--- START Listed records ---
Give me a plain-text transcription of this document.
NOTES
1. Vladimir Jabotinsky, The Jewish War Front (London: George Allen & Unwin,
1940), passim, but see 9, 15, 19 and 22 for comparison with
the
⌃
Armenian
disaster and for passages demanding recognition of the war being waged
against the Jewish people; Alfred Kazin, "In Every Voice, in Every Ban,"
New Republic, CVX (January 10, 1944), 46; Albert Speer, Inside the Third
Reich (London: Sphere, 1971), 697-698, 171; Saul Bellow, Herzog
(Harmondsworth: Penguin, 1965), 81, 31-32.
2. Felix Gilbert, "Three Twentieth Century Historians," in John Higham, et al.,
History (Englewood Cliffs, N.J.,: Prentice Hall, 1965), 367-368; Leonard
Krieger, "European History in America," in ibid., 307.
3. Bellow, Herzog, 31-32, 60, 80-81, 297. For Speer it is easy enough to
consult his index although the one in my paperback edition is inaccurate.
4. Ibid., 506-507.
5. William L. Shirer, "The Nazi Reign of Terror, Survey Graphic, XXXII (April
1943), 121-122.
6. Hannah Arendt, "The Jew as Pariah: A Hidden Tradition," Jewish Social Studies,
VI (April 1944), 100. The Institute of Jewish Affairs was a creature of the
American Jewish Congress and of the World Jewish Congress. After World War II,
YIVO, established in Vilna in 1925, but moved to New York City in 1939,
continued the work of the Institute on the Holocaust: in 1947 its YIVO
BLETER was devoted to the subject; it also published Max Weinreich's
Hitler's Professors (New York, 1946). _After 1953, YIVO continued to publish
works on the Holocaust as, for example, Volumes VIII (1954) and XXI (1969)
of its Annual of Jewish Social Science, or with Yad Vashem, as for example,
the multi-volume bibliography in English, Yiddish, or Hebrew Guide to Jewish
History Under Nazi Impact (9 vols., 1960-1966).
--- END Listed records ---
(Written request)
Count the lines in the records above that contain the word "Speer", and give only the number.

(Answer to the problem)
2